Stored records

-=-=-=-=-

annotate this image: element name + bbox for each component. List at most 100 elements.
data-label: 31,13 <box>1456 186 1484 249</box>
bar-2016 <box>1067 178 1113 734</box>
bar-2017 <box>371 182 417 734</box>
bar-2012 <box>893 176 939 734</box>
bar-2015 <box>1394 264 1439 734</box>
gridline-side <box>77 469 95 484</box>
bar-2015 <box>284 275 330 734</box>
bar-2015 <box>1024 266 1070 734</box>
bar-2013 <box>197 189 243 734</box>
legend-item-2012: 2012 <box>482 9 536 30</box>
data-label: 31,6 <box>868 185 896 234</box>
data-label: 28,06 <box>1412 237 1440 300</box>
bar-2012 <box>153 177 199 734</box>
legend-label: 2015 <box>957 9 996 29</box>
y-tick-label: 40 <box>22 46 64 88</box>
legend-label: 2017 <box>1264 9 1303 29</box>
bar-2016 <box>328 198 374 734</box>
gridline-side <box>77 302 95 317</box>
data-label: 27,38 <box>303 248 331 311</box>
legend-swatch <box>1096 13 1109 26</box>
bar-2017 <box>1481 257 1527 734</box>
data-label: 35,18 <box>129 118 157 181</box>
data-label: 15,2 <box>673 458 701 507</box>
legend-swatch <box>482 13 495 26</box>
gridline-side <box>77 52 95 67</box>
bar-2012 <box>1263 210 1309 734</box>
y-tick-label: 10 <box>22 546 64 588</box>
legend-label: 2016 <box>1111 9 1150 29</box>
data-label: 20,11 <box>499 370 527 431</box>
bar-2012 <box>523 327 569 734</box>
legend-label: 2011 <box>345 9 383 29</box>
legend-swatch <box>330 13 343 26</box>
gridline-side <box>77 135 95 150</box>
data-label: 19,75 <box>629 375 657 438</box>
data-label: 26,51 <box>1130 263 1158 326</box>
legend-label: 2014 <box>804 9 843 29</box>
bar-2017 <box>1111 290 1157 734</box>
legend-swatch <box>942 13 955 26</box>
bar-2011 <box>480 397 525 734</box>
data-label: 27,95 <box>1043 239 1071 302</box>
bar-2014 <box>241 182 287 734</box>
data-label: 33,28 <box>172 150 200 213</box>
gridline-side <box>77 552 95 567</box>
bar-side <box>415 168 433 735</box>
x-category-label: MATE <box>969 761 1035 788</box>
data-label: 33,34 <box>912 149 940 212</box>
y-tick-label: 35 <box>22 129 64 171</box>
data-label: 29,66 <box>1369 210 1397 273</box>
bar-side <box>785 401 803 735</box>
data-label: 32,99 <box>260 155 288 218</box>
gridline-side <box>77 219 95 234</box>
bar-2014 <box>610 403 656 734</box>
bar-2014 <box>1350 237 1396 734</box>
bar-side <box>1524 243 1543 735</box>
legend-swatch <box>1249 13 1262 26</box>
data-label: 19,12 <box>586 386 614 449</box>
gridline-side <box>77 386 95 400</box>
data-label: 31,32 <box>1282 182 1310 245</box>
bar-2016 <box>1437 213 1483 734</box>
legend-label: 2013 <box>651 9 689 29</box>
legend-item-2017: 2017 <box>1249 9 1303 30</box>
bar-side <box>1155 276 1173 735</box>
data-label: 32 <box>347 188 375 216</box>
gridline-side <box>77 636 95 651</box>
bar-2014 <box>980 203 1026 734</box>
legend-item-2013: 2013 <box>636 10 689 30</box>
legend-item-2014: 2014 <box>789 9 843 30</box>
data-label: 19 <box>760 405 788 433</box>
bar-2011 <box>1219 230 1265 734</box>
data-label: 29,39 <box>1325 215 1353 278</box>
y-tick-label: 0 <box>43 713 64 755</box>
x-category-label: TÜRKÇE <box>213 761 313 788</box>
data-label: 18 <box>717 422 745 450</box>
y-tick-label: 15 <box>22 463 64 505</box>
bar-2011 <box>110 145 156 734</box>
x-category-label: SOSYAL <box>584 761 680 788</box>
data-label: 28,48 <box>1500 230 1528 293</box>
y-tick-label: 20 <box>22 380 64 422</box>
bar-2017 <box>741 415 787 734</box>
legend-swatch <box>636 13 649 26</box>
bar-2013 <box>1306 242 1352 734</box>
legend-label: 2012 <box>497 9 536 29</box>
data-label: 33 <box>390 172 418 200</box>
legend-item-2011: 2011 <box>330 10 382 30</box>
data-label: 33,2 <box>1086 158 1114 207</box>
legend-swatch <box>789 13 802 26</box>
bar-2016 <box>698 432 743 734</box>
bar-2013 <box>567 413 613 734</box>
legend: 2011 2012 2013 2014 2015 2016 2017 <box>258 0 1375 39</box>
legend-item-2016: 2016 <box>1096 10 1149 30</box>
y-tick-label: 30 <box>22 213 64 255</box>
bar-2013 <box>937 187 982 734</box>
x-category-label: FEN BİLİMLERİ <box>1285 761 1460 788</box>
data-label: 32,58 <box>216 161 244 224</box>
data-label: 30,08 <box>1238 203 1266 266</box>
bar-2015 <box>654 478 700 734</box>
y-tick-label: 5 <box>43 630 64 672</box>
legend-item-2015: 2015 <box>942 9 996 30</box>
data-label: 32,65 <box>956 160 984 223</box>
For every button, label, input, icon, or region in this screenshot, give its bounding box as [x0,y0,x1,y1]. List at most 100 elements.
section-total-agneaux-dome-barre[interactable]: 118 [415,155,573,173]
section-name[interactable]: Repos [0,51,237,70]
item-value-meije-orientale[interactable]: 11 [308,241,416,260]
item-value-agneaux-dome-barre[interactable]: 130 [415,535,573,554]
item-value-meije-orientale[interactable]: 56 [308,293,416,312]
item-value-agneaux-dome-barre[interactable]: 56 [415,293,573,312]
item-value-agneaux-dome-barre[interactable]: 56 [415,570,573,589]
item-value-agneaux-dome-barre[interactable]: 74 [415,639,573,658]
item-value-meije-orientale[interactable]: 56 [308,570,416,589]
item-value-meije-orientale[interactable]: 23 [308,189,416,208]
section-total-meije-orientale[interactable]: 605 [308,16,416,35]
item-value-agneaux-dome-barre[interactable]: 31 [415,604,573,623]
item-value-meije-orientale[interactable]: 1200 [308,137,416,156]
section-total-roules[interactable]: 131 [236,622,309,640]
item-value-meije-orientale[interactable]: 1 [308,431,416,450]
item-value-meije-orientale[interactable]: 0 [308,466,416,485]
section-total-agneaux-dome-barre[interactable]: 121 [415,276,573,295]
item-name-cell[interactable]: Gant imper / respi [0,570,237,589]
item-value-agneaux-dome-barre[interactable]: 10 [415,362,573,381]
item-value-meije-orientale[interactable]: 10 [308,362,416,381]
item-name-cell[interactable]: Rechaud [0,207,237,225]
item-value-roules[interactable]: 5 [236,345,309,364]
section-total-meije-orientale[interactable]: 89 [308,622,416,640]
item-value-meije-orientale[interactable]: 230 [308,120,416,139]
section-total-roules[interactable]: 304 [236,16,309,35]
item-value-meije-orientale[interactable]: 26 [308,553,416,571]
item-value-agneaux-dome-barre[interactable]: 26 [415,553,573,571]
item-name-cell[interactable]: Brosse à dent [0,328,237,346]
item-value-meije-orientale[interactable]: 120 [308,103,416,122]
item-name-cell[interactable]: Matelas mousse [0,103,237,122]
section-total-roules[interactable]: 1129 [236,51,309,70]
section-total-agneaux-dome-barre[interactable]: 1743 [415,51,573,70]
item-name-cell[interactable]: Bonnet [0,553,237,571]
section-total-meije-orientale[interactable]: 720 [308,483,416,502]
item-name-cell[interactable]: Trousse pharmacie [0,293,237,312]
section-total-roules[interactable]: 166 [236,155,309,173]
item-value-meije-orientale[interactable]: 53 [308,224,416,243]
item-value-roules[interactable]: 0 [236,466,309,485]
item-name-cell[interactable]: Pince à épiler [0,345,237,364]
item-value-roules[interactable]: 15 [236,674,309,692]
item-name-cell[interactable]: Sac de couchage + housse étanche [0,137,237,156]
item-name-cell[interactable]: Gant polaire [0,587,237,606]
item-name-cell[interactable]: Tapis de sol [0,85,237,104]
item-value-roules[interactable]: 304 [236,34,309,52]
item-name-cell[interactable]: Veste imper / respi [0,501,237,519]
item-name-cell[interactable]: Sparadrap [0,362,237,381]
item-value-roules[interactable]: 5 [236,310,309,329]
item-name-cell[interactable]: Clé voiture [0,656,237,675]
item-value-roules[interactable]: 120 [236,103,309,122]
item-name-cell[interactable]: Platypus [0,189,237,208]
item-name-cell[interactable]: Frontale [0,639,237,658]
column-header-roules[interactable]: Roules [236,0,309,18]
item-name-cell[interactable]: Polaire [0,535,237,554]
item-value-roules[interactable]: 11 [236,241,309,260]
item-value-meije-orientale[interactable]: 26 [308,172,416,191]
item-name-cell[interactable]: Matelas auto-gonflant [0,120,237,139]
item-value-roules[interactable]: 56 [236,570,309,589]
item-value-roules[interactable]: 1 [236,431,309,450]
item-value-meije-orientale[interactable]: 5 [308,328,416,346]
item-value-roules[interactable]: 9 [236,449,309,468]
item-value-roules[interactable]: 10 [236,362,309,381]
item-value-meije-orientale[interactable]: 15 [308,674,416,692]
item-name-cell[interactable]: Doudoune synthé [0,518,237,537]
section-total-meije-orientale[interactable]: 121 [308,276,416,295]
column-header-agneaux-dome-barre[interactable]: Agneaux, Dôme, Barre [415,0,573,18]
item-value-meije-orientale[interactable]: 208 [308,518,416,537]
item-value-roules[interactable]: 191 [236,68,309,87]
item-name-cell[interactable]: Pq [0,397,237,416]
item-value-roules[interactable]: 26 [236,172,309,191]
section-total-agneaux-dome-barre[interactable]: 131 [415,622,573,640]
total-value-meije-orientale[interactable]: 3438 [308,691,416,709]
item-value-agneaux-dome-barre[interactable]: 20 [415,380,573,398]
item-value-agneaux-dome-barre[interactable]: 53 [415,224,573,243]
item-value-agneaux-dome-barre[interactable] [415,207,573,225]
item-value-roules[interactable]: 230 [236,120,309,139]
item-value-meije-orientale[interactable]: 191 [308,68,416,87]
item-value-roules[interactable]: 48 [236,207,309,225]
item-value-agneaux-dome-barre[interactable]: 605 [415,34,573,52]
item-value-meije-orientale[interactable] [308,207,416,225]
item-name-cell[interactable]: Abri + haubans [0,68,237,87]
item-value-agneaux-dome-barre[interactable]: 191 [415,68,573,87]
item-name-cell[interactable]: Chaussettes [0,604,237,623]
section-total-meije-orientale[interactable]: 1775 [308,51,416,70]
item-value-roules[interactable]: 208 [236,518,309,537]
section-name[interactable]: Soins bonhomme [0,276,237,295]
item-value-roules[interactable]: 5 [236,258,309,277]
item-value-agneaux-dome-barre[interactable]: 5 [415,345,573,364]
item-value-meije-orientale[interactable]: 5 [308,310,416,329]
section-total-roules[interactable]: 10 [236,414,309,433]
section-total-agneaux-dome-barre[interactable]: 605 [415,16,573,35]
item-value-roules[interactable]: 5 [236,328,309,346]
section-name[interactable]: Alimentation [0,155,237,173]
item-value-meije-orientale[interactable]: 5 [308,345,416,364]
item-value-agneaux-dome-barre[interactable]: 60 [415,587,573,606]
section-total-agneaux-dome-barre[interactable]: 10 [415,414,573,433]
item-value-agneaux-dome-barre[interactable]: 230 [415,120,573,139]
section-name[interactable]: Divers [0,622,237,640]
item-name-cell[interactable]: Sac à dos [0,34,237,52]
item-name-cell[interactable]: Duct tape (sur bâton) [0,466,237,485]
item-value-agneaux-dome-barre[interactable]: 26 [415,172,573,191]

-=-=-=-=-

Objective.
Starting at the top of the material and continuing down through the line containing "bar-2015 <box>284 275 330 734</box>", rewrite those lines with "gridline-side" renamed to "gridline-marker". Keep every other character the same.

Result below.
annotate this image: element name + bbox for each component. List at most 100 elements.
data-label: 31,13 <box>1456 186 1484 249</box>
bar-2016 <box>1067 178 1113 734</box>
bar-2017 <box>371 182 417 734</box>
bar-2012 <box>893 176 939 734</box>
bar-2015 <box>1394 264 1439 734</box>
gridline-marker <box>77 469 95 484</box>
bar-2015 <box>284 275 330 734</box>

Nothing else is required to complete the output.